WHAT YOU SHOULD DO: Repeat the data verbatim.
────────
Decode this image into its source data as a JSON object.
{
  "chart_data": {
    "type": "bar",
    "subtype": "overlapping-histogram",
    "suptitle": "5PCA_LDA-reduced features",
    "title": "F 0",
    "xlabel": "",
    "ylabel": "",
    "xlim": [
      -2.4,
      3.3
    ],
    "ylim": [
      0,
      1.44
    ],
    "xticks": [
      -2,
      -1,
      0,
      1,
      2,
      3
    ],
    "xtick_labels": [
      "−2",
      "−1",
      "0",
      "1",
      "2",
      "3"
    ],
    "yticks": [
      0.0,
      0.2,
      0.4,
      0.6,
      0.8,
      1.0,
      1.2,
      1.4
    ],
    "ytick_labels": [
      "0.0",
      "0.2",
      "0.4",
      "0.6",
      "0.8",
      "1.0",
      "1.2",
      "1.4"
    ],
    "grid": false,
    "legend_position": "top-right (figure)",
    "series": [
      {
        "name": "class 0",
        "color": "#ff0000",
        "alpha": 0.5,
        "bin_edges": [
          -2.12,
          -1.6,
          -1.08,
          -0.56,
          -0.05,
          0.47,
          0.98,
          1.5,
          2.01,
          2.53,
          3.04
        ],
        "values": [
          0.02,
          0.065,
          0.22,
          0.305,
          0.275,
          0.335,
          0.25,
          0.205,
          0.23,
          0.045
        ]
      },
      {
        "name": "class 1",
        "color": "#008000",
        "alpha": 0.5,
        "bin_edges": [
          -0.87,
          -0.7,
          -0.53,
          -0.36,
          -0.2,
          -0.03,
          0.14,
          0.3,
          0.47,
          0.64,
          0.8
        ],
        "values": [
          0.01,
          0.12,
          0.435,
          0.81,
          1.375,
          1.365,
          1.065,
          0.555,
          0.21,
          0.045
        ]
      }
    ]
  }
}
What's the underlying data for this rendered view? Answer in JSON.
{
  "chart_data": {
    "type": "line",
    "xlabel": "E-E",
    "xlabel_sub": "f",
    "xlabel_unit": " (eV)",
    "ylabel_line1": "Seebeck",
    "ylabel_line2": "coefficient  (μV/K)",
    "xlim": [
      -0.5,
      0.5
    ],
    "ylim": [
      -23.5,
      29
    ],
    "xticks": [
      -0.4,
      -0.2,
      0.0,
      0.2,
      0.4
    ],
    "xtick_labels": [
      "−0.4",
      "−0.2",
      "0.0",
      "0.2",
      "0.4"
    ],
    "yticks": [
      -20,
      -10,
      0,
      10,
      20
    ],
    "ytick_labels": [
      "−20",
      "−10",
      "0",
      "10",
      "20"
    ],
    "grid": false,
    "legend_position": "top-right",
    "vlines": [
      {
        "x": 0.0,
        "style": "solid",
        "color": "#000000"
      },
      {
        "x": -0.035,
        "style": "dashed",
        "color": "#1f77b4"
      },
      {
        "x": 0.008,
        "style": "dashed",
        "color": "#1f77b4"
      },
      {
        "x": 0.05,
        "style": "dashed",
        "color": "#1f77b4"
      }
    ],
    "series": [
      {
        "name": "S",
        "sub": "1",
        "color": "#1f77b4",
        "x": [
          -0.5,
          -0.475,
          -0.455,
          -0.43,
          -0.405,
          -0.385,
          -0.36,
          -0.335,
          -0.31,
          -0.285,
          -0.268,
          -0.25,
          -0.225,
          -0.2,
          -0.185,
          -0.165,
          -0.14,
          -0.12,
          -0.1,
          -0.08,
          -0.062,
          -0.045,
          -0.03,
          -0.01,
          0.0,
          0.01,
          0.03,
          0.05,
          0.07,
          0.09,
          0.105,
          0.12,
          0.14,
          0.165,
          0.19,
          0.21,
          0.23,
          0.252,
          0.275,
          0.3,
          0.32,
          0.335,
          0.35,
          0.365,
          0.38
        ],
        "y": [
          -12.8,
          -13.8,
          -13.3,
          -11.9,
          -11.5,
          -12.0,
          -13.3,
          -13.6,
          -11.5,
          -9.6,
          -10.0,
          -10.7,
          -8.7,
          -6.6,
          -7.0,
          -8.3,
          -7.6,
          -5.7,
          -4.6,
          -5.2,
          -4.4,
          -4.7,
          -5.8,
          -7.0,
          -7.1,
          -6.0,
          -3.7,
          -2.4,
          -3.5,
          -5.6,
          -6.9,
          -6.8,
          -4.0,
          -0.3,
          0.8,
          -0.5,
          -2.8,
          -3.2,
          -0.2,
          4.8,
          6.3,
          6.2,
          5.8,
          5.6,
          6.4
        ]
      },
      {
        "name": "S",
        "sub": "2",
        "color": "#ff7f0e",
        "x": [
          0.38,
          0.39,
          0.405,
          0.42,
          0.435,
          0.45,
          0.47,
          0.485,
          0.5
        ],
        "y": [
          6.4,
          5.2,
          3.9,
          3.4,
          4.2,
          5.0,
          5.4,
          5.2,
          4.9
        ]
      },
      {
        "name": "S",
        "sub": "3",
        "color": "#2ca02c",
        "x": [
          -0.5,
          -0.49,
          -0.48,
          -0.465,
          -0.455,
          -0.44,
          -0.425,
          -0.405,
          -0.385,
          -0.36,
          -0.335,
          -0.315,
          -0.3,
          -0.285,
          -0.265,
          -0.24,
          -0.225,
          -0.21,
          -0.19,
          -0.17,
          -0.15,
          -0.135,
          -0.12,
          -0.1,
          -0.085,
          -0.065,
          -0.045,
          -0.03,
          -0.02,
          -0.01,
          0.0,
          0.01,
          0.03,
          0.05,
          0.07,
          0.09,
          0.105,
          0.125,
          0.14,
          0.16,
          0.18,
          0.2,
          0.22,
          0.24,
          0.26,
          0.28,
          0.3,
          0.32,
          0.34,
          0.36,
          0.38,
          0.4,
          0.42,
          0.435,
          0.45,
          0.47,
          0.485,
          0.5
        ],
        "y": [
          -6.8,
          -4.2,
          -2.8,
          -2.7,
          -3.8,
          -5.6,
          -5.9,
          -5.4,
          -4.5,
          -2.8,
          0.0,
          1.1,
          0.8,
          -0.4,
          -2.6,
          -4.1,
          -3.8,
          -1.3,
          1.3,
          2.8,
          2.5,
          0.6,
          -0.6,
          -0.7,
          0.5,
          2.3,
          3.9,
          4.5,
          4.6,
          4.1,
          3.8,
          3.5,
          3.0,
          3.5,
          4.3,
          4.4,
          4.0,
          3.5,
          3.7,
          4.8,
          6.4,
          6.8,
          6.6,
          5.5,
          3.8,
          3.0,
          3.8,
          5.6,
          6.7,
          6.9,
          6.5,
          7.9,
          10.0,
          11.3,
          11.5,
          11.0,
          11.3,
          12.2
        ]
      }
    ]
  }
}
────────
COMPLETE RESPONSE:
Decode this image into its source data as a JSON object.
{
  "chart_data": {
    "type": "bar",
    "subtype": "overlapping-histogram",
    "suptitle": "5PCA_LDA-reduced features",
    "title": "F 0",
    "xlabel": "",
    "ylabel": "",
    "xlim": [
      -2.4,
      3.3
    ],
    "ylim": [
      0,
      1.44
    ],
    "xticks": [
      -2,
      -1,
      0,
      1,
      2,
      3
    ],
    "xtick_labels": [
      "−2",
      "−1",
      "0",
      "1",
      "2",
      "3"
    ],
    "yticks": [
      0.0,
      0.2,
      0.4,
      0.6,
      0.8,
      1.0,
      1.2,
      1.4
    ],
    "ytick_labels": [
      "0.0",
      "0.2",
      "0.4",
      "0.6",
      "0.8",
      "1.0",
      "1.2",
      "1.4"
    ],
    "grid": false,
    "legend_position": "top-right (figure)",
    "series": [
      {
        "name": "class 0",
        "color": "#ff0000",
        "alpha": 0.5,
        "bin_edges": [
          -2.12,
          -1.6,
          -1.08,
          -0.56,
          -0.05,
          0.47,
          0.98,
          1.5,
          2.01,
          2.53,
          3.04
        ],
        "values": [
          0.02,
          0.065,
          0.22,
          0.305,
          0.275,
          0.335,
          0.25,
          0.205,
          0.23,
          0.045
        ]
      },
      {
        "name": "class 1",
        "color": "#008000",
        "alpha": 0.5,
        "bin_edges": [
          -0.87,
          -0.7,
          -0.53,
          -0.36,
          -0.2,
          -0.03,
          0.14,
          0.3,
          0.47,
          0.64,
          0.8
        ],
        "values": [
          0.01,
          0.12,
          0.435,
          0.81,
          1.375,
          1.365,
          1.065,
          0.555,
          0.21,
          0.045
        ]
      }
    ]
  }
}
What's the underlying data for this rendered view? Answer in JSON.
{
  "chart_data": {
    "type": "line",
    "xlabel": "E-E",
    "xlabel_sub": "f",
    "xlabel_unit": " (eV)",
    "ylabel_line1": "Seebeck",
    "ylabel_line2": "coefficient  (μV/K)",
    "xlim": [
      -0.5,
      0.5
    ],
    "ylim": [
      -23.5,
      29
    ],
    "xticks": [
      -0.4,
      -0.2,
      0.0,
      0.2,
      0.4
    ],
    "xtick_labels": [
      "−0.4",
      "−0.2",
      "0.0",
      "0.2",
      "0.4"
    ],
    "yticks": [
      -20,
      -10,
      0,
      10,
      20
    ],
    "ytick_labels": [
      "−20",
      "−10",
      "0",
      "10",
      "20"
    ],
    "grid": false,
    "legend_position": "top-right",
    "vlines": [
      {
        "x": 0.0,
        "style": "solid",
        "color": "#000000"
      },
      {
        "x": -0.035,
        "style": "dashed",
        "color": "#1f77b4"
      },
      {
        "x": 0.008,
        "style": "dashed",
        "color": "#1f77b4"
      },
      {
        "x": 0.05,
        "style": "dashed",
        "color": "#1f77b4"
      }
    ],
    "series": [
      {
        "name": "S",
        "sub": "1",
        "color": "#1f77b4",
        "x": [
          -0.5,
          -0.475,
          -0.455,
          -0.43,
          -0.405,
          -0.385,
          -0.36,
          -0.335,
          -0.31,
          -0.285,
          -0.268,
          -0.25,
          -0.225,
          -0.2,
          -0.185,
          -0.165,
          -0.14,
          -0.12,
          -0.1,
          -0.08,
          -0.062,
          -0.045,
          -0.03,
          -0.01,
          0.0,
          0.01,
          0.03,
          0.05,
          0.07,
          0.09,
          0.105,
          0.12,
          0.14,
          0.165,
          0.19,
          0.21,
          0.23,
          0.252,
          0.275,
          0.3,
          0.32,
          0.335,
          0.35,
          0.365,
          0.38
        ],
        "y": [
          -12.8,
          -13.8,
          -13.3,
          -11.9,
          -11.5,
          -12.0,
          -13.3,
          -13.6,
          -11.5,
          -9.6,
          -10.0,
          -10.7,
          -8.7,
          -6.6,
          -7.0,
          -8.3,
          -7.6,
          -5.7,
          -4.6,
          -5.2,
          -4.4,
          -4.7,
          -5.8,
          -7.0,
          -7.1,
          -6.0,
          -3.7,
          -2.4,
          -3.5,
          -5.6,
          -6.9,
          -6.8,
          -4.0,
          -0.3,
          0.8,
          -0.5,
          -2.8,
          -3.2,
          -0.2,
          4.8,
          6.3,
          6.2,
          5.8,
          5.6,
          6.4
        ]
      },
      {
        "name": "S",
        "sub": "2",
        "color": "#ff7f0e",
        "x": [
          0.38,
          0.39,
          0.405,
          0.42,
          0.435,
          0.45,
          0.47,
          0.485,
          0.5
        ],
        "y": [
          6.4,
          5.2,
          3.9,
          3.4,
          4.2,
          5.0,
          5.4,
          5.2,
          4.9
        ]
      },
      {
        "name": "S",
        "sub": "3",
        "color": "#2ca02c",
        "x": [
          -0.5,
          -0.49,
          -0.48,
          -0.465,
          -0.455,
          -0.44,
          -0.425,
          -0.405,
          -0.385,
          -0.36,
          -0.335,
          -0.315,
          -0.3,
          -0.285,
          -0.265,
          -0.24,
          -0.225,
          -0.21,
          -0.19,
          -0.17,
          -0.15,
          -0.135,
          -0.12,
          -0.1,
          -0.085,
          -0.065,
          -0.045,
          -0.03,
          -0.02,
          -0.01,
          0.0,
          0.01,
          0.03,
          0.05,
          0.07,
          0.09,
          0.105,
          0.125,
          0.14,
          0.16,
          0.18,
          0.2,
          0.22,
          0.24,
          0.26,
          0.28,
          0.3,
          0.32,
          0.34,
          0.36,
          0.38,
          0.4,
          0.42,
          0.435,
          0.45,
          0.47,
          0.485,
          0.5
        ],
        "y": [
          -6.8,
          -4.2,
          -2.8,
          -2.7,
          -3.8,
          -5.6,
          -5.9,
          -5.4,
          -4.5,
          -2.8,
          0.0,
          1.1,
          0.8,
          -0.4,
          -2.6,
          -4.1,
          -3.8,
          -1.3,
          1.3,
          2.8,
          2.5,
          0.6,
          -0.6,
          -0.7,
          0.5,
          2.3,
          3.9,
          4.5,
          4.6,
          4.1,
          3.8,
          3.5,
          3.0,
          3.5,
          4.3,
          4.4,
          4.0,
          3.5,
          3.7,
          4.8,
          6.4,
          6.8,
          6.6,
          5.5,
          3.8,
          3.0,
          3.8,
          5.6,
          6.7,
          6.9,
          6.5,
          7.9,
          10.0,
          11.3,
          11.5,
          11.0,
          11.3,
          12.2
        ]
      }
    ]
  }
}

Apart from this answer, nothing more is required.